What to work on: Copy every line of the listing that holds the string "title".

******************************

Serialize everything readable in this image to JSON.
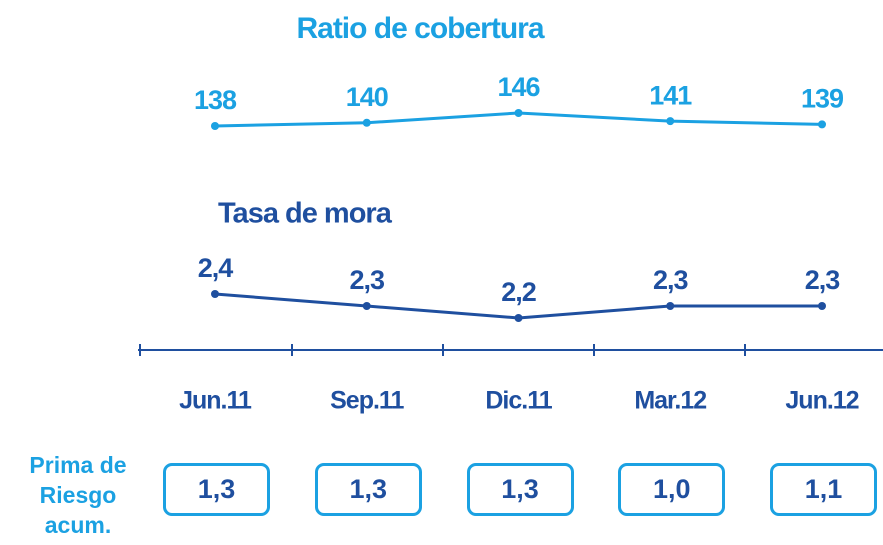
{
  "chart_data": {
    "type": "line",
    "categories": [
      "Jun.11",
      "Sep.11",
      "Dic.11",
      "Mar.12",
      "Jun.12"
    ],
    "series": [
      {
        "name": "Ratio de cobertura",
        "color": "#1ba1e2",
        "values": [
          138,
          140,
          146,
          141,
          139
        ]
      },
      {
        "name": "Tasa de mora",
        "color": "#1f4f9f",
        "values": [
          2.4,
          2.3,
          2.2,
          2.3,
          2.3
        ],
        "value_labels": [
          "2,4",
          "2,3",
          "2,2",
          "2,3",
          "2,3"
        ]
      }
    ]
  },
  "prima_de_riesgo": {
    "label": "Prima de Riesgo acum.",
    "values": [
      1.3,
      1.3,
      1.3,
      1.0,
      1.1
    ],
    "value_labels": [
      "1,3",
      "1,3",
      "1,3",
      "1,0",
      "1,1"
    ]
  }
}
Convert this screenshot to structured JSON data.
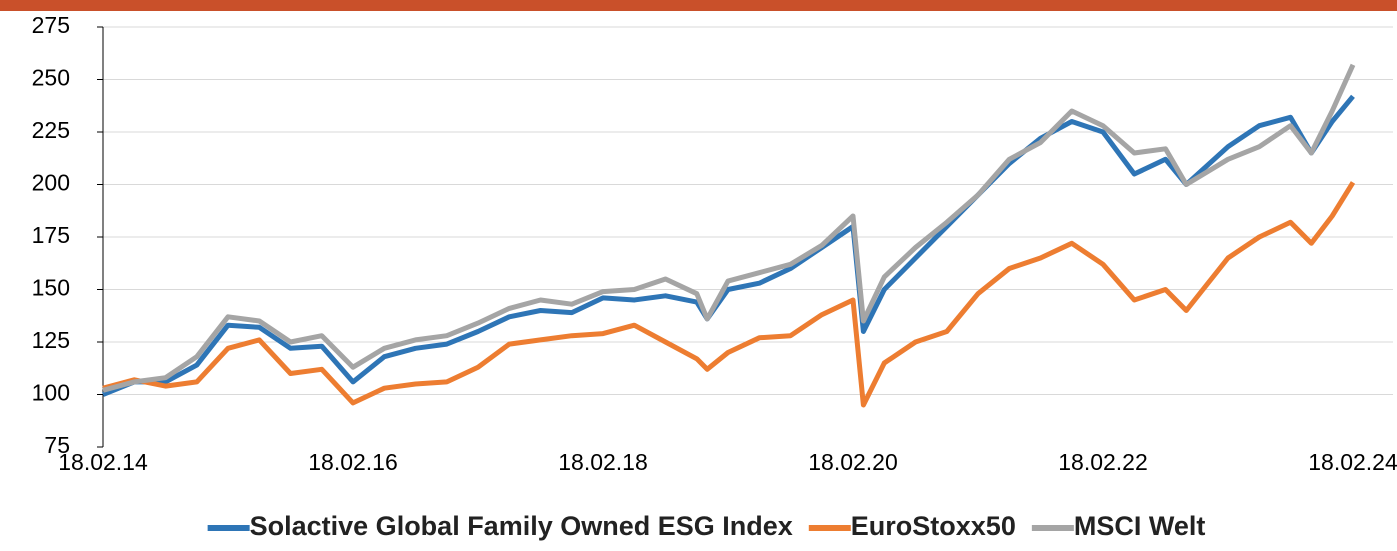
{
  "chart_data": {
    "type": "line",
    "x": [
      "18.02.14",
      "18.05.14",
      "18.08.14",
      "18.11.14",
      "18.02.15",
      "18.05.15",
      "18.08.15",
      "18.11.15",
      "18.02.16",
      "18.05.16",
      "18.08.16",
      "18.11.16",
      "18.02.17",
      "18.05.17",
      "18.08.17",
      "18.11.17",
      "18.02.18",
      "18.05.18",
      "18.08.18",
      "18.11.18",
      "18.12.18",
      "18.02.19",
      "18.05.19",
      "18.08.19",
      "18.11.19",
      "18.02.20",
      "18.03.20",
      "18.05.20",
      "18.08.20",
      "18.11.20",
      "18.02.21",
      "18.05.21",
      "18.08.21",
      "18.11.21",
      "18.02.22",
      "18.05.22",
      "18.08.22",
      "18.10.22",
      "18.02.23",
      "18.05.23",
      "18.08.23",
      "18.10.23",
      "18.12.23",
      "18.02.24"
    ],
    "series": [
      {
        "name": "Solactive Global Family Owned ESG Index",
        "color": "#2e75b6",
        "values": [
          100,
          106,
          106,
          114,
          133,
          132,
          122,
          123,
          106,
          118,
          122,
          124,
          130,
          137,
          140,
          139,
          146,
          145,
          147,
          144,
          136,
          150,
          153,
          160,
          170,
          180,
          130,
          150,
          165,
          180,
          195,
          210,
          222,
          230,
          225,
          205,
          212,
          200,
          218,
          228,
          232,
          215,
          230,
          242
        ]
      },
      {
        "name": "EuroStoxx50",
        "color": "#ed7d31",
        "values": [
          103,
          107,
          104,
          106,
          122,
          126,
          110,
          112,
          96,
          103,
          105,
          106,
          113,
          124,
          126,
          128,
          129,
          133,
          125,
          117,
          112,
          120,
          127,
          128,
          138,
          145,
          95,
          115,
          125,
          130,
          148,
          160,
          165,
          172,
          162,
          145,
          150,
          140,
          165,
          175,
          182,
          172,
          185,
          201
        ]
      },
      {
        "name": "MSCI Welt",
        "color": "#a5a5a5",
        "values": [
          102,
          106,
          108,
          118,
          137,
          135,
          125,
          128,
          113,
          122,
          126,
          128,
          134,
          141,
          145,
          143,
          149,
          150,
          155,
          148,
          136,
          154,
          158,
          162,
          171,
          185,
          135,
          156,
          170,
          182,
          195,
          212,
          220,
          235,
          228,
          215,
          217,
          200,
          212,
          218,
          228,
          215,
          235,
          257
        ]
      }
    ],
    "xlim": [
      "18.02.14",
      "18.02.24"
    ],
    "xticks": [
      "18.02.14",
      "18.02.16",
      "18.02.18",
      "18.02.20",
      "18.02.22",
      "18.02.24"
    ],
    "ylim": [
      75,
      275
    ],
    "yticks": [
      75,
      100,
      125,
      150,
      175,
      200,
      225,
      250,
      275
    ],
    "grid": true,
    "legend": "bottom"
  }
}
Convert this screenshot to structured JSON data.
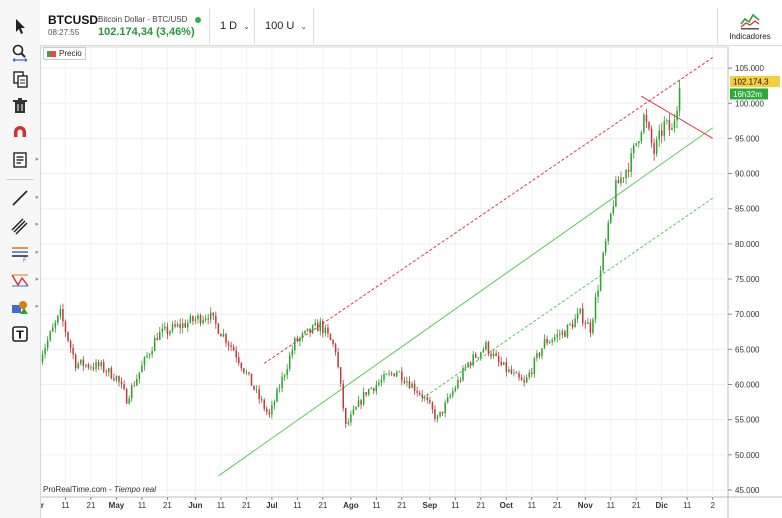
{
  "header": {
    "symbol": "BTCUSD",
    "time": "08:27:55",
    "pair": "Bitcoin Dollar - BTC/USD",
    "price_change": "102.174,34 (3,46%)",
    "period_label": "1 D",
    "units_label": "100 U",
    "indicators_label": "Indicadores"
  },
  "toolbar": {
    "icons": [
      "cursor-icon",
      "zoom-icon",
      "copy-icon",
      "trash-icon",
      "magnet-icon",
      "list-icon",
      "line-tool-icon",
      "parallel-lines-icon",
      "fibonacci-icon",
      "zigzag-icon",
      "shapes-icon",
      "text-tool-icon"
    ]
  },
  "chart": {
    "legend_label": "Precio",
    "watermark_brand": "ProRealTime.com",
    "watermark_sep": " - ",
    "watermark_mode": "Tiempo real",
    "price_tag": "102.174,3",
    "countdown_tag": "16h32m",
    "colors": {
      "up": "#2aa52a",
      "down": "#c23a3a",
      "channel_red": "#e33b3b",
      "channel_green": "#5cc85c",
      "price_tag_bg": "#f4d03f",
      "countdown_bg": "#2eaa3c"
    }
  },
  "chart_data": {
    "type": "candlestick",
    "ylim": [
      44000,
      108000
    ],
    "y_ticks": [
      "105.000",
      "100.000",
      "95.000",
      "90.000",
      "85.000",
      "80.000",
      "75.000",
      "70.000",
      "65.000",
      "60.000",
      "55.000",
      "50.000",
      "45.000"
    ],
    "y_tick_values": [
      105000,
      100000,
      95000,
      90000,
      85000,
      80000,
      75000,
      70000,
      65000,
      60000,
      55000,
      50000,
      45000
    ],
    "x_ticks": [
      "br",
      "11",
      "21",
      "May",
      "11",
      "21",
      "Jun",
      "11",
      "21",
      "Jul",
      "11",
      "21",
      "Ago",
      "11",
      "21",
      "Sep",
      "11",
      "21",
      "Oct",
      "11",
      "21",
      "Nov",
      "11",
      "21",
      "Dic",
      "11",
      "2"
    ],
    "x_tick_days": [
      0,
      10,
      20,
      30,
      40,
      50,
      61,
      71,
      81,
      91,
      101,
      111,
      122,
      132,
      142,
      153,
      163,
      173,
      183,
      193,
      203,
      214,
      224,
      234,
      244,
      254,
      264
    ],
    "key_closes": [
      {
        "day": 0,
        "close": 64000
      },
      {
        "day": 8,
        "close": 70000
      },
      {
        "day": 14,
        "close": 63000
      },
      {
        "day": 24,
        "close": 62500
      },
      {
        "day": 30,
        "close": 61000
      },
      {
        "day": 34,
        "close": 58000
      },
      {
        "day": 46,
        "close": 67000
      },
      {
        "day": 56,
        "close": 68500
      },
      {
        "day": 66,
        "close": 70000
      },
      {
        "day": 76,
        "close": 65000
      },
      {
        "day": 86,
        "close": 58000
      },
      {
        "day": 90,
        "close": 55500
      },
      {
        "day": 100,
        "close": 66000
      },
      {
        "day": 110,
        "close": 68500
      },
      {
        "day": 116,
        "close": 65000
      },
      {
        "day": 120,
        "close": 54000
      },
      {
        "day": 128,
        "close": 59000
      },
      {
        "day": 140,
        "close": 62000
      },
      {
        "day": 150,
        "close": 58500
      },
      {
        "day": 156,
        "close": 55000
      },
      {
        "day": 168,
        "close": 63000
      },
      {
        "day": 175,
        "close": 65500
      },
      {
        "day": 180,
        "close": 63000
      },
      {
        "day": 190,
        "close": 60000
      },
      {
        "day": 198,
        "close": 66000
      },
      {
        "day": 206,
        "close": 67500
      },
      {
        "day": 212,
        "close": 70000
      },
      {
        "day": 216,
        "close": 68000
      },
      {
        "day": 220,
        "close": 76000
      },
      {
        "day": 226,
        "close": 88000
      },
      {
        "day": 232,
        "close": 92000
      },
      {
        "day": 237,
        "close": 98000
      },
      {
        "day": 241,
        "close": 93000
      },
      {
        "day": 245,
        "close": 97000
      },
      {
        "day": 248,
        "close": 96000
      },
      {
        "day": 251,
        "close": 102174
      }
    ],
    "trend_lines": [
      {
        "name": "red-dashed-upper",
        "color": "#e33b3b",
        "dash": true,
        "p1": {
          "day": 88,
          "price": 63000
        },
        "p2": {
          "day": 264,
          "price": 106500
        }
      },
      {
        "name": "green-lower",
        "color": "#5cc85c",
        "dash": false,
        "p1": {
          "day": 70,
          "price": 47000
        },
        "p2": {
          "day": 264,
          "price": 96500
        }
      },
      {
        "name": "green-dashed",
        "color": "#5cc85c",
        "dash": true,
        "p1": {
          "day": 150,
          "price": 58000
        },
        "p2": {
          "day": 264,
          "price": 86500
        }
      },
      {
        "name": "red-resistance",
        "color": "#e33b3b",
        "dash": false,
        "p1": {
          "day": 236,
          "price": 101000
        },
        "p2": {
          "day": 264,
          "price": 95000
        }
      }
    ]
  }
}
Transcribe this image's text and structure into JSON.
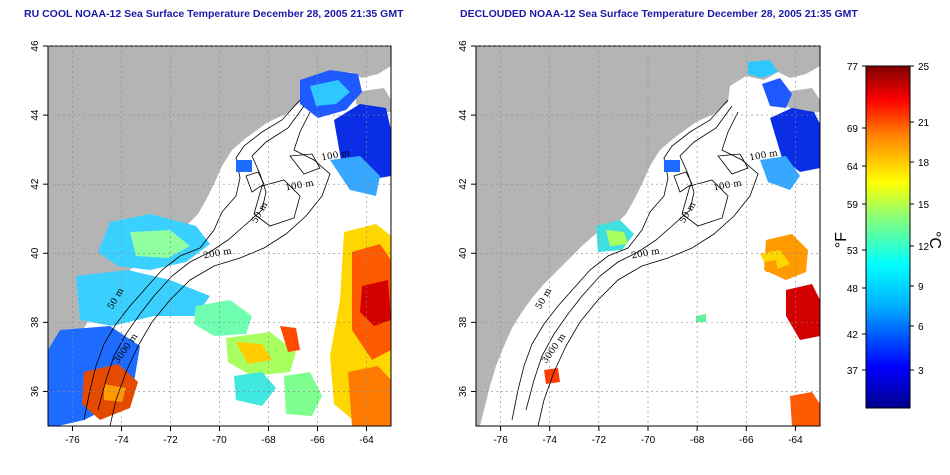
{
  "panels": [
    {
      "title": "RU COOL NOAA-12 Sea Surface Temperature December 28, 2005 21:35 GMT"
    },
    {
      "title": "DECLOUDED NOAA-12 Sea Surface Temperature December 28, 2005 21:35 GMT"
    }
  ],
  "map": {
    "lon_ticks": [
      "-76",
      "-74",
      "-72",
      "-70",
      "-68",
      "-66",
      "-64"
    ],
    "lat_ticks": [
      "36",
      "38",
      "40",
      "42",
      "44",
      "46"
    ],
    "contour_labels": [
      "100 m",
      "100 m",
      "50 m",
      "200 m",
      "50 m",
      "3000 m"
    ],
    "colors": {
      "land": "#b4b4b4",
      "ocean": "#ffffff",
      "contour": "#000000"
    }
  },
  "colorbar": {
    "f_ticks": [
      "77",
      "69",
      "64",
      "59",
      "53",
      "48",
      "42",
      "37"
    ],
    "c_ticks": [
      "25",
      "21",
      "18",
      "15",
      "12",
      "9",
      "6",
      "3"
    ],
    "f_label": "°F",
    "c_label": "°C"
  }
}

******************************

Answer to this exercise:
      "title": "RU COOL NOAA-12 Sea Surface Temperature December 28, 2005 21:35 GMT"
      "title": "DECLOUDED NOAA-12 Sea Surface Temperature December 28, 2005 21:35 GMT"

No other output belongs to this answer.